>> begin GIVEN RECORDS

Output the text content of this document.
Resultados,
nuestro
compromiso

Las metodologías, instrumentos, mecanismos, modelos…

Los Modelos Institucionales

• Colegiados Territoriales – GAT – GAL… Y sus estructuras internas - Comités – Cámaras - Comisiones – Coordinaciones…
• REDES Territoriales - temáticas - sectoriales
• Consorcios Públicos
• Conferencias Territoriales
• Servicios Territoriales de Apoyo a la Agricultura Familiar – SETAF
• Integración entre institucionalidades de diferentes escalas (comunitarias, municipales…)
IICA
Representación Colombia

>> end GIVEN RECORDS

Could you transcribe the records in full, exactly?

Output the text content of this document.
Resultados,
nuestro
compromiso

Las metodologías, instrumentos, mecanismos, modelos…

Los Modelos Institucionales

• Colegiados Territoriales – GAT – GAL… Y sus estructuras internas - Comités – Cámaras - Comisiones – Coordinaciones…
• REDES Territoriales - temáticas - sectoriales
• Consorcios Públicos
• Conferencias Territoriales
• Servicios Territoriales de Apoyo a la Agricultura Familiar – SETAF
• Integración entre institucionalidades de diferentes escalas (comunitarias, municipales…)
IICA
Representación Colombia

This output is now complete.